Written request: In the listing below, count each line containing "DeDust" and answer with the count only.

Stored data:
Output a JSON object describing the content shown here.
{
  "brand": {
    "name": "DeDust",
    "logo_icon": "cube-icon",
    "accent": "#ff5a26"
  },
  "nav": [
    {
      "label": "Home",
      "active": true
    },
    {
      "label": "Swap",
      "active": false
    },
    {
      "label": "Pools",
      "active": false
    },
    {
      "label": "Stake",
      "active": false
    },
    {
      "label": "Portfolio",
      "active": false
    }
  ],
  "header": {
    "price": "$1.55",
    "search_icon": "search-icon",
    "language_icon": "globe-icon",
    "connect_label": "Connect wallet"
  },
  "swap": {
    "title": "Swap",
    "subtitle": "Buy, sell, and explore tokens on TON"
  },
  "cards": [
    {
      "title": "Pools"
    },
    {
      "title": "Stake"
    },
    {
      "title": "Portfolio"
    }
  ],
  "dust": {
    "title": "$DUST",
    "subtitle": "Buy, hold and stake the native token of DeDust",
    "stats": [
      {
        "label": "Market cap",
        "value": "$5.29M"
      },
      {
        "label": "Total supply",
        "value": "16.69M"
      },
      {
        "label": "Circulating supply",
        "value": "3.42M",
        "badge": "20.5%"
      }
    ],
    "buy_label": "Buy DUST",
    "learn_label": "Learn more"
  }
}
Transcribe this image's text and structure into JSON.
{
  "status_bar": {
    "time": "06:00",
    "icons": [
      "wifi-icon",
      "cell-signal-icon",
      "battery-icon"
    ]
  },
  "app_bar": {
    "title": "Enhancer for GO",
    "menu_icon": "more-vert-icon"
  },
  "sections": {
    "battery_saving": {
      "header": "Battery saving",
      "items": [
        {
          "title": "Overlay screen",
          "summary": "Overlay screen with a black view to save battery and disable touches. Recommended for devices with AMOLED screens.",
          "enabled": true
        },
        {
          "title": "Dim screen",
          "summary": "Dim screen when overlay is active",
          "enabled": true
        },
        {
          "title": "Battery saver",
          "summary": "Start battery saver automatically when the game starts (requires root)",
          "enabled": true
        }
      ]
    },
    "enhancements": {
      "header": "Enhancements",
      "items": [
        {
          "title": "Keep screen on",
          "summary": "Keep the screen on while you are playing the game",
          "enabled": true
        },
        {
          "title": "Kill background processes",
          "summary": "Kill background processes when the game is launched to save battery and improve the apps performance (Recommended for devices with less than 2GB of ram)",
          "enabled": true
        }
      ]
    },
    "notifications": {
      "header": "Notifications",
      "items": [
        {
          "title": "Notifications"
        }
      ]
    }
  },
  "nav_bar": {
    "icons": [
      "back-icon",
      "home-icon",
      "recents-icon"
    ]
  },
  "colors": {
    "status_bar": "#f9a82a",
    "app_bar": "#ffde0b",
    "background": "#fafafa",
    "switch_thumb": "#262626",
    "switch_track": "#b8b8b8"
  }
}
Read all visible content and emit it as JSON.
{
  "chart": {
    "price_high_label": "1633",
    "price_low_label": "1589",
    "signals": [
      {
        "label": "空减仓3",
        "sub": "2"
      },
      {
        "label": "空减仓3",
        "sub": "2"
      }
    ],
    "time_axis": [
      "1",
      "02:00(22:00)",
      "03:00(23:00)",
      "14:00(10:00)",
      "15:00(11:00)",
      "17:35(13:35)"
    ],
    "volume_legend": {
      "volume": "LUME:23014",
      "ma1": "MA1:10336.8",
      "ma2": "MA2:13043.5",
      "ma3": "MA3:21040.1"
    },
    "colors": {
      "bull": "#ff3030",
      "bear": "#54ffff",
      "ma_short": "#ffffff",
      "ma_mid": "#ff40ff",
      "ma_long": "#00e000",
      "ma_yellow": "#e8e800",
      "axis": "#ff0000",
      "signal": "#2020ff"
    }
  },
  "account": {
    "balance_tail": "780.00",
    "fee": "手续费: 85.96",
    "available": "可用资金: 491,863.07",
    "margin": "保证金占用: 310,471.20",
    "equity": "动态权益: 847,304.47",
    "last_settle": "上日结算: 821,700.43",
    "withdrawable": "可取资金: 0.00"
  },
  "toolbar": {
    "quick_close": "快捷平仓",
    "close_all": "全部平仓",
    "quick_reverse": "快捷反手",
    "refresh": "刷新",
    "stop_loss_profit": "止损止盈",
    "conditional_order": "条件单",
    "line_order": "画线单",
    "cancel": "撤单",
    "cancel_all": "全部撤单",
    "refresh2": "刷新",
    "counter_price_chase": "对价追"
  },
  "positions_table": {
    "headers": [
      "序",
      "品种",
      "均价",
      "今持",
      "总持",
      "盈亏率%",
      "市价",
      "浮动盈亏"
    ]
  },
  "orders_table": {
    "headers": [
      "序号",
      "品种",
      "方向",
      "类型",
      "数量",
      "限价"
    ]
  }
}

Complete response: 2